DATA EXCERPTS:
════════════════
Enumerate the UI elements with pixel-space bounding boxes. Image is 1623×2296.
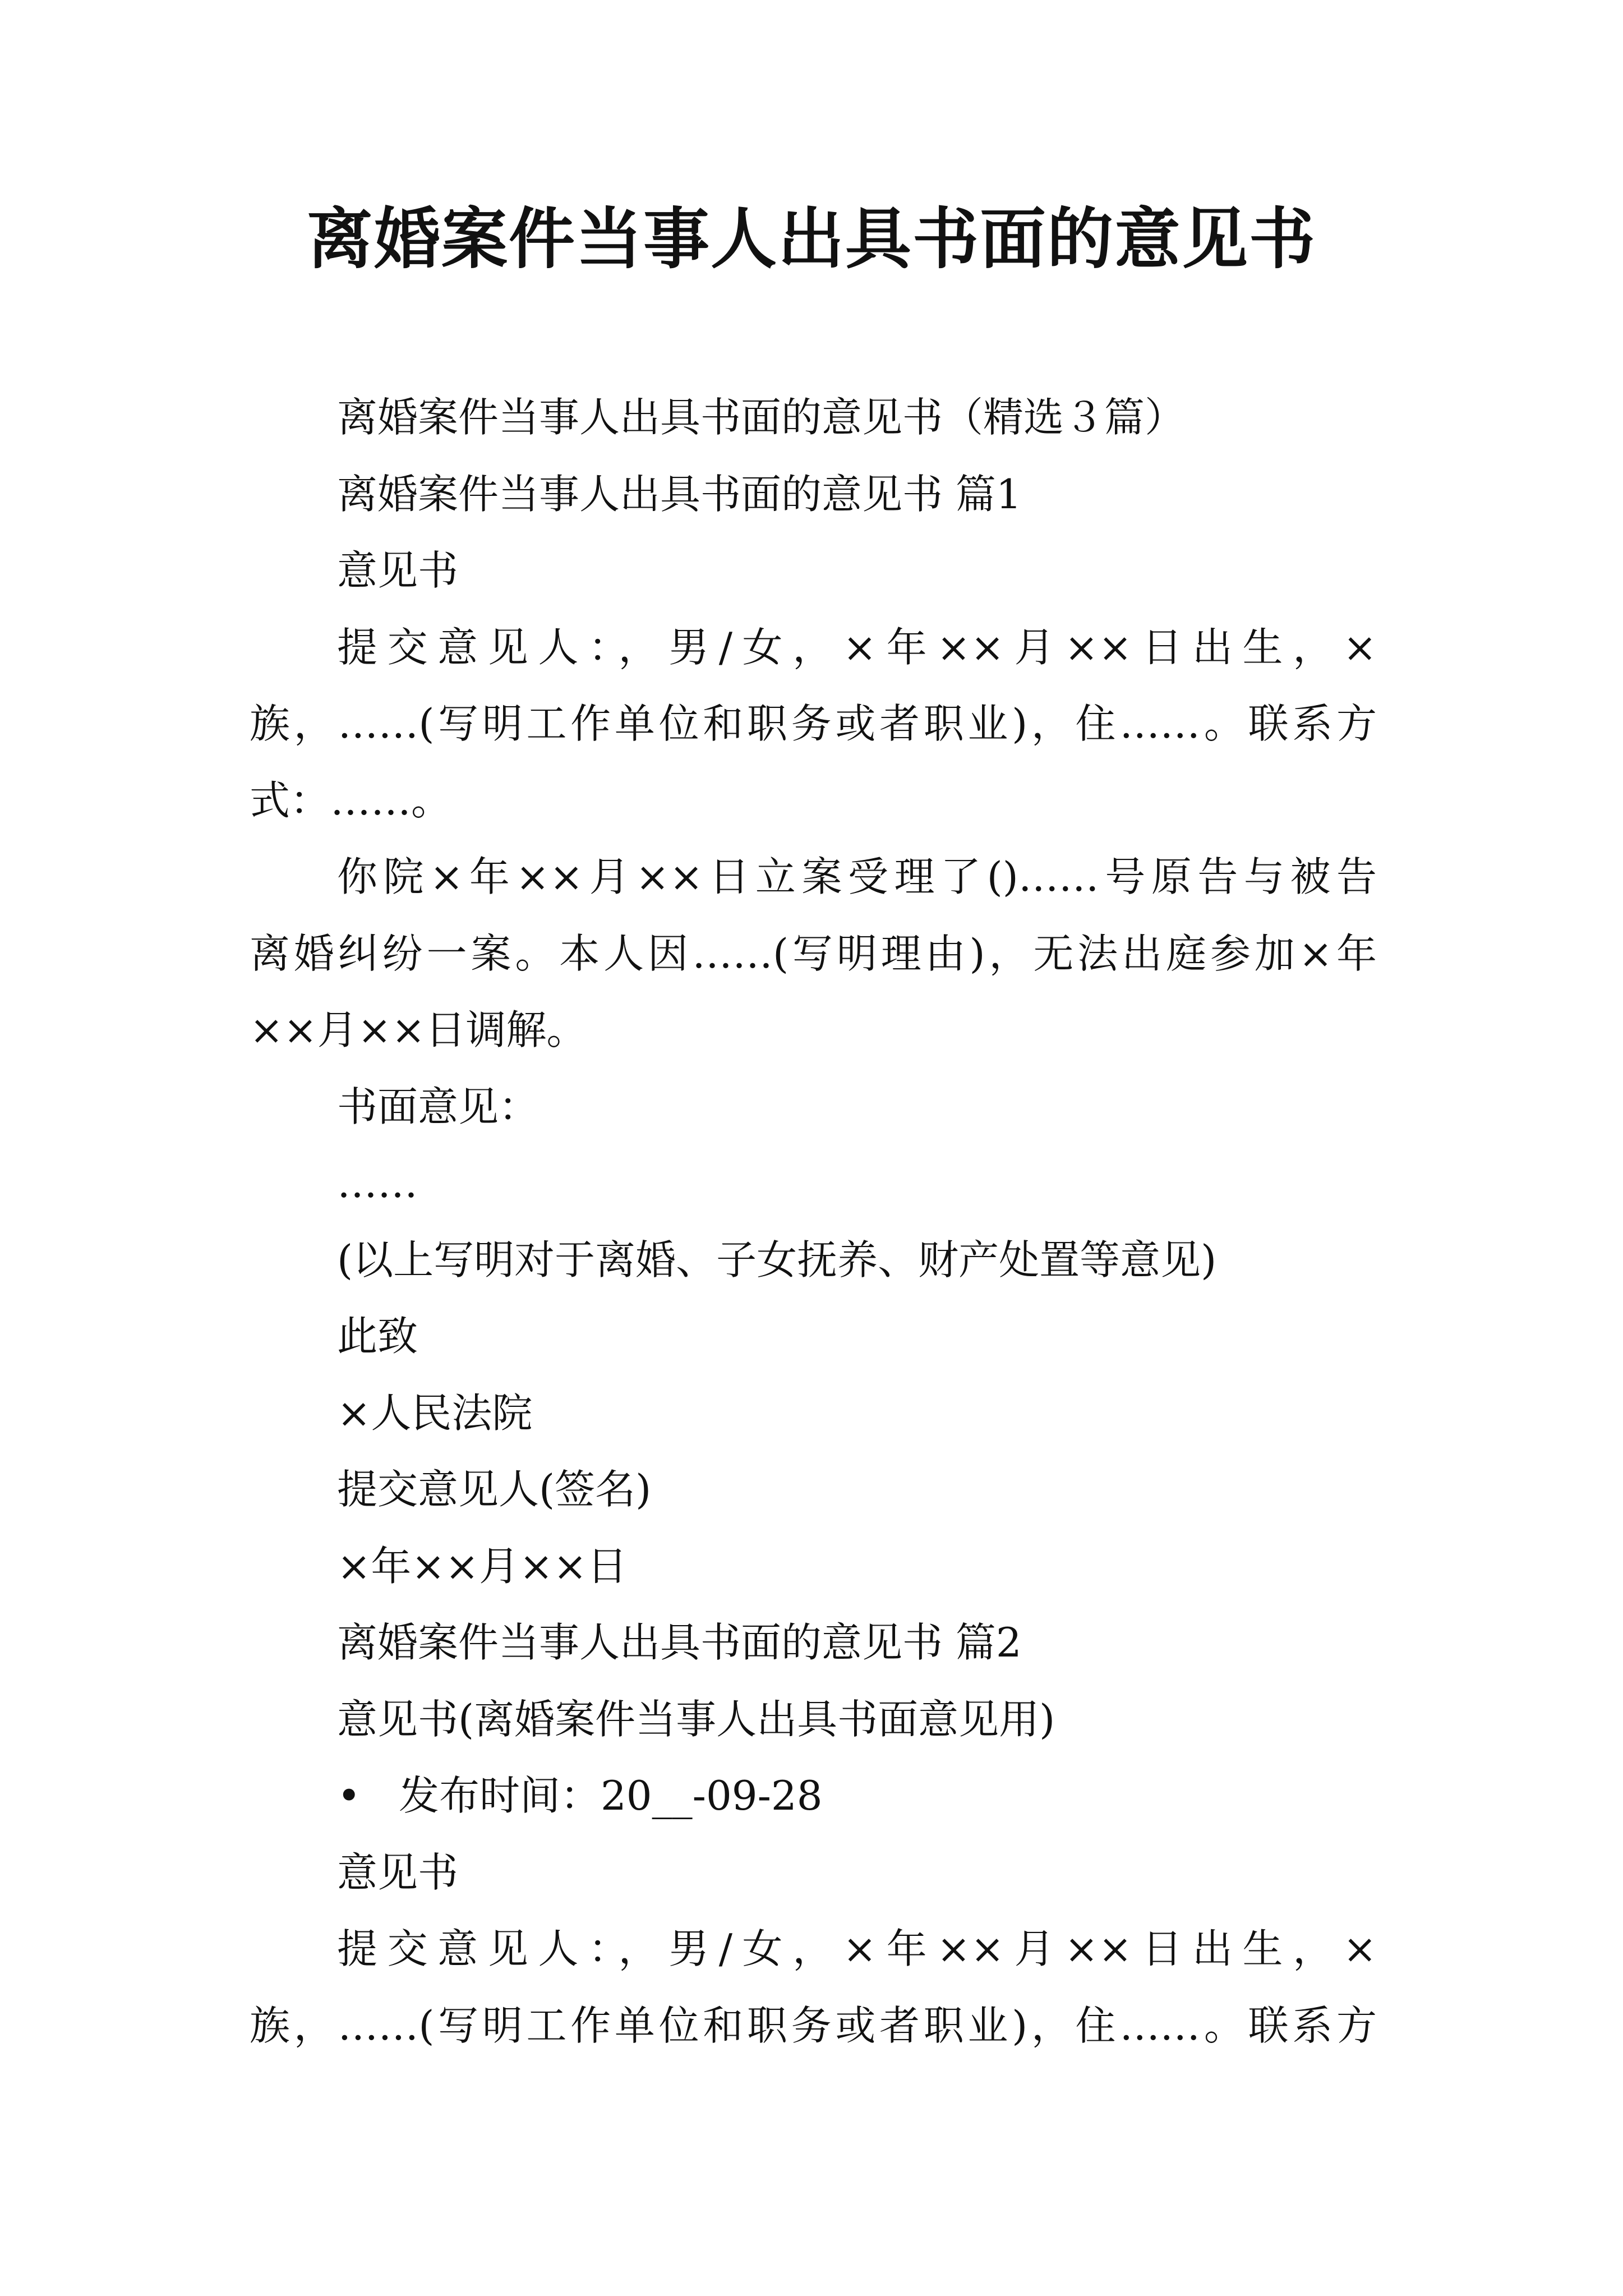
para3-line2: 族，……(写明工作单位和职务或者职业)，住……。联系方 (250, 2001, 1377, 2049)
subtitle-line: 离婚案件当事人出具书面的意见书（精选３篇） (337, 394, 1186, 441)
para1-line2: 族，……(写明工作单位和职务或者职业)，住……。联系方 (250, 700, 1377, 747)
opinion-note: (以上写明对于离婚、子女抚养、财产处置等意见) (337, 1236, 1217, 1283)
publish-time: 发布时间：20__-09-28 (399, 1772, 823, 1819)
para2-line3: ××月××日调解。 (250, 1006, 587, 1053)
publish-time-row (250, 1757, 1377, 1834)
doc-heading-3: 意见书 (337, 1848, 459, 1896)
signature-line: 提交意见人(签名) (337, 1466, 652, 1513)
ellipsis-line: …… (337, 1159, 418, 1207)
document-body (250, 379, 1377, 2064)
salutation: 此致 (337, 1313, 418, 1360)
doc-heading: 意见书 (337, 547, 459, 594)
date-line: ×年××月××日 (337, 1542, 628, 1590)
document-title: 离婚案件当事人出具书面的意见书 (306, 200, 1316, 278)
para3-line1: 提交意见人：，男/女，×年××月××日出生，× (337, 1925, 1377, 1972)
para1-line1: 提交意见人：，男/女，×年××月××日出生，× (337, 623, 1377, 671)
para2-line1: 你院×年××月××日立案受理了()……号原告与被告 (337, 853, 1377, 900)
section-heading-1: 离婚案件当事人出具书面的意见书 篇1 (337, 470, 1022, 518)
bullet-icon: • (337, 1772, 361, 1819)
doc-heading-2: 意见书(离婚案件当事人出具书面意见用) (337, 1695, 1055, 1743)
written-opinion-label: 书面意见： (337, 1083, 540, 1130)
court-name: ×人民法院 (337, 1389, 533, 1437)
para2-line2: 离婚纠纷一案。本人因……(写明理由)，无法出庭参加×年 (250, 930, 1377, 977)
section-heading-2: 离婚案件当事人出具书面的意见书 篇2 (337, 1619, 1022, 1666)
para1-line3: 式：……。 (250, 776, 452, 824)
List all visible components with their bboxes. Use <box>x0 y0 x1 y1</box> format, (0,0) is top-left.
════════════════
SET PROBLEM: Copy the lines of the material verbatim, starting at the line containing "para3-line2: 族，……(写明工作单位和职务或者职业)，住……。联系方 (250, 2001, 1377, 2049)" and ending at the line containing "court-name: ×人民法院 (337, 1389, 533, 1437)", both included.

TASK SOLUTION:
para3-line2: 族，……(写明工作单位和职务或者职业)，住……。联系方 (250, 2001, 1377, 2049)
subtitle-line: 离婚案件当事人出具书面的意见书（精选３篇） (337, 394, 1186, 441)
para1-line2: 族，……(写明工作单位和职务或者职业)，住……。联系方 (250, 700, 1377, 747)
opinion-note: (以上写明对于离婚、子女抚养、财产处置等意见) (337, 1236, 1217, 1283)
publish-time: 发布时间：20__-09-28 (399, 1772, 823, 1819)
para2-line3: ××月××日调解。 (250, 1006, 587, 1053)
publish-time-row (250, 1757, 1377, 1834)
doc-heading-3: 意见书 (337, 1848, 459, 1896)
signature-line: 提交意见人(签名) (337, 1466, 652, 1513)
ellipsis-line: …… (337, 1159, 418, 1207)
document-body (250, 379, 1377, 2064)
salutation: 此致 (337, 1313, 418, 1360)
doc-heading: 意见书 (337, 547, 459, 594)
date-line: ×年××月××日 (337, 1542, 628, 1590)
document-title: 离婚案件当事人出具书面的意见书 (306, 200, 1316, 278)
para3-line1: 提交意见人：，男/女，×年××月××日出生，× (337, 1925, 1377, 1972)
para1-line1: 提交意见人：，男/女，×年××月××日出生，× (337, 623, 1377, 671)
para2-line1: 你院×年××月××日立案受理了()……号原告与被告 (337, 853, 1377, 900)
section-heading-1: 离婚案件当事人出具书面的意见书 篇1 (337, 470, 1022, 518)
bullet-icon: • (337, 1772, 361, 1819)
doc-heading-2: 意见书(离婚案件当事人出具书面意见用) (337, 1695, 1055, 1743)
written-opinion-label: 书面意见： (337, 1083, 540, 1130)
court-name: ×人民法院 (337, 1389, 533, 1437)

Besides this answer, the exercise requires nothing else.